+++ Listed records

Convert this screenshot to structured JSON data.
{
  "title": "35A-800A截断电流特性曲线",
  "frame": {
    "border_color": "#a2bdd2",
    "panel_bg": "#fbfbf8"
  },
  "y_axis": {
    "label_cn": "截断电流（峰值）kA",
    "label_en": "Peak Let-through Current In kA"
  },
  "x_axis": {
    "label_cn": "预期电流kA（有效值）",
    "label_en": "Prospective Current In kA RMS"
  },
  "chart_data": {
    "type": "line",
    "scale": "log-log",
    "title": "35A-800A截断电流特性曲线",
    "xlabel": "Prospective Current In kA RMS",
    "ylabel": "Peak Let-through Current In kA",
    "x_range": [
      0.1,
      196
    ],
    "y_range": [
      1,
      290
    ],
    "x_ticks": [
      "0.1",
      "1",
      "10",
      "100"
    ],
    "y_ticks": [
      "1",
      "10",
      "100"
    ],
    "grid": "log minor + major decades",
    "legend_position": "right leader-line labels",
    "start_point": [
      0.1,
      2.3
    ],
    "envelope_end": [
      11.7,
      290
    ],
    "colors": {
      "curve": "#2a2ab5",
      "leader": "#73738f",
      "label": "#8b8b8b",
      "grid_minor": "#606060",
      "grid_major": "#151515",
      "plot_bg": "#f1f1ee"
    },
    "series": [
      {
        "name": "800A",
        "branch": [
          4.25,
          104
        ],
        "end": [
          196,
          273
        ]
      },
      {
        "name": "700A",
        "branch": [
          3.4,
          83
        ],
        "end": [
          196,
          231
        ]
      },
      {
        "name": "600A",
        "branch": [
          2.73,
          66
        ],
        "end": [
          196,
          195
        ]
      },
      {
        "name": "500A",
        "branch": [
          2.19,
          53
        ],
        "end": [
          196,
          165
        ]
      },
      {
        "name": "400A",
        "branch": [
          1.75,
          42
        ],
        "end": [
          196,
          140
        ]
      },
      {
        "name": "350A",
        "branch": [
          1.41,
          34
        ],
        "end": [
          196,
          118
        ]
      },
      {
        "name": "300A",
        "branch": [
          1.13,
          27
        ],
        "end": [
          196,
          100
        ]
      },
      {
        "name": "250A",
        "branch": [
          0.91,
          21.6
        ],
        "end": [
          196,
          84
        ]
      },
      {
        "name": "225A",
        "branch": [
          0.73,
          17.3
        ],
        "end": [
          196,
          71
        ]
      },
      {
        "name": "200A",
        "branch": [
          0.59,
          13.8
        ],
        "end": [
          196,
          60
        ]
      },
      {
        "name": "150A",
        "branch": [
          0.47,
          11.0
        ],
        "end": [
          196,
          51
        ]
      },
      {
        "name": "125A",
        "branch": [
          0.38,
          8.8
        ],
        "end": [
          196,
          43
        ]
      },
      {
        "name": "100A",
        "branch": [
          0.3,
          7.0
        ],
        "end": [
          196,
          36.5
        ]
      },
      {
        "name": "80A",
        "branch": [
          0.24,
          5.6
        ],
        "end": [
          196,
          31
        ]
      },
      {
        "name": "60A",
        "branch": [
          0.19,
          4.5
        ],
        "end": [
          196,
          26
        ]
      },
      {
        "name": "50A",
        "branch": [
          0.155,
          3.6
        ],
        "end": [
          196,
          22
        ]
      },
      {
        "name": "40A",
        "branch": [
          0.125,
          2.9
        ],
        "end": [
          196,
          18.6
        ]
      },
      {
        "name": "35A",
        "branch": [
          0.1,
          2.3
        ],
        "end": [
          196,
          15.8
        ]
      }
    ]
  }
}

++++++

- [Instructions to follow]: Copy the material above, line for line.

- [Answer to this task]:
Convert this screenshot to structured JSON data.
{
  "title": "35A-800A截断电流特性曲线",
  "frame": {
    "border_color": "#a2bdd2",
    "panel_bg": "#fbfbf8"
  },
  "y_axis": {
    "label_cn": "截断电流（峰值）kA",
    "label_en": "Peak Let-through Current In kA"
  },
  "x_axis": {
    "label_cn": "预期电流kA（有效值）",
    "label_en": "Prospective Current In kA RMS"
  },
  "chart_data": {
    "type": "line",
    "scale": "log-log",
    "title": "35A-800A截断电流特性曲线",
    "xlabel": "Prospective Current In kA RMS",
    "ylabel": "Peak Let-through Current In kA",
    "x_range": [
      0.1,
      196
    ],
    "y_range": [
      1,
      290
    ],
    "x_ticks": [
      "0.1",
      "1",
      "10",
      "100"
    ],
    "y_ticks": [
      "1",
      "10",
      "100"
    ],
    "grid": "log minor + major decades",
    "legend_position": "right leader-line labels",
    "start_point": [
      0.1,
      2.3
    ],
    "envelope_end": [
      11.7,
      290
    ],
    "colors": {
      "curve": "#2a2ab5",
      "leader": "#73738f",
      "label": "#8b8b8b",
      "grid_minor": "#606060",
      "grid_major": "#151515",
      "plot_bg": "#f1f1ee"
    },
    "series": [
      {
        "name": "800A",
        "branch": [
          4.25,
          104
        ],
        "end": [
          196,
          273
        ]
      },
      {
        "name": "700A",
        "branch": [
          3.4,
          83
        ],
        "end": [
          196,
          231
        ]
      },
      {
        "name": "600A",
        "branch": [
          2.73,
          66
        ],
        "end": [
          196,
          195
        ]
      },
      {
        "name": "500A",
        "branch": [
          2.19,
          53
        ],
        "end": [
          196,
          165
        ]
      },
      {
        "name": "400A",
        "branch": [
          1.75,
          42
        ],
        "end": [
          196,
          140
        ]
      },
      {
        "name": "350A",
        "branch": [
          1.41,
          34
        ],
        "end": [
          196,
          118
        ]
      },
      {
        "name": "300A",
        "branch": [
          1.13,
          27
        ],
        "end": [
          196,
          100
        ]
      },
      {
        "name": "250A",
        "branch": [
          0.91,
          21.6
        ],
        "end": [
          196,
          84
        ]
      },
      {
        "name": "225A",
        "branch": [
          0.73,
          17.3
        ],
        "end": [
          196,
          71
        ]
      },
      {
        "name": "200A",
        "branch": [
          0.59,
          13.8
        ],
        "end": [
          196,
          60
        ]
      },
      {
        "name": "150A",
        "branch": [
          0.47,
          11.0
        ],
        "end": [
          196,
          51
        ]
      },
      {
        "name": "125A",
        "branch": [
          0.38,
          8.8
        ],
        "end": [
          196,
          43
        ]
      },
      {
        "name": "100A",
        "branch": [
          0.3,
          7.0
        ],
        "end": [
          196,
          36.5
        ]
      },
      {
        "name": "80A",
        "branch": [
          0.24,
          5.6
        ],
        "end": [
          196,
          31
        ]
      },
      {
        "name": "60A",
        "branch": [
          0.19,
          4.5
        ],
        "end": [
          196,
          26
        ]
      },
      {
        "name": "50A",
        "branch": [
          0.155,
          3.6
        ],
        "end": [
          196,
          22
        ]
      },
      {
        "name": "40A",
        "branch": [
          0.125,
          2.9
        ],
        "end": [
          196,
          18.6
        ]
      },
      {
        "name": "35A",
        "branch": [
          0.1,
          2.3
        ],
        "end": [
          196,
          15.8
        ]
      }
    ]
  }
}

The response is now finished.